■ DATA IN THIS EXERCISE

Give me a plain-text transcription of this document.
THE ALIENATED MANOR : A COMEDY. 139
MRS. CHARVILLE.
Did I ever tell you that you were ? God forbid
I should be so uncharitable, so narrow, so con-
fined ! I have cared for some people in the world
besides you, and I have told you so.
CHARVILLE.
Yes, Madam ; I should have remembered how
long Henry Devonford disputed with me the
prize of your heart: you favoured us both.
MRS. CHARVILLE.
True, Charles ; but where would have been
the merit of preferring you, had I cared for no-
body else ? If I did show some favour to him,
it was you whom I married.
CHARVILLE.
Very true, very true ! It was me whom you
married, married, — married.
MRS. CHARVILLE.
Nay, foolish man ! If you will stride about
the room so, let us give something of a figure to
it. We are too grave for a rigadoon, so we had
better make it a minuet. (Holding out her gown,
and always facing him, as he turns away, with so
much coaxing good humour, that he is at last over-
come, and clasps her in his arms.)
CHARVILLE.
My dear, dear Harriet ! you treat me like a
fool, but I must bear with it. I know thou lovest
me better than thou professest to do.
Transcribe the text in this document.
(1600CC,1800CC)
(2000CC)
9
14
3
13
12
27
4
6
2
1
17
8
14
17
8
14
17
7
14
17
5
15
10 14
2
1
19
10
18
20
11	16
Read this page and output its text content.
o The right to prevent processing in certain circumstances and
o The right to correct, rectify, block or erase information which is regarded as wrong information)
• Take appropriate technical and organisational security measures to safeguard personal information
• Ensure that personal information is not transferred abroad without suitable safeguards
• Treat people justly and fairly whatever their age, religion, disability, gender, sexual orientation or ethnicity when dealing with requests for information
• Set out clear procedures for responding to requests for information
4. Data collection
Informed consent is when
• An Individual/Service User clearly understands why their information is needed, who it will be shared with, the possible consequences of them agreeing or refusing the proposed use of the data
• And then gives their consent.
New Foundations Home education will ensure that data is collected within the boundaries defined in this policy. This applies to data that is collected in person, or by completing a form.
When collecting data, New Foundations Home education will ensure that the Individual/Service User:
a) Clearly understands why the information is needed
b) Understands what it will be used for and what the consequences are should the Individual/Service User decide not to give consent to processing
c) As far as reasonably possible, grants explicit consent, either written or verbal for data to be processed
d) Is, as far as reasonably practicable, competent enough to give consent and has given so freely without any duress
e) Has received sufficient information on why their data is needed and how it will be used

■ WHAT IS BEING ASKED
Check each line of the entries above for the word "people". List the ones that have it.

■ RESULT OF THIS TASK
fined ! I have cared for some people in the world
• Treat people justly and fairly whatever their age, religion, disability, gender, sexual orientation or ethnicity when dealing with requests for information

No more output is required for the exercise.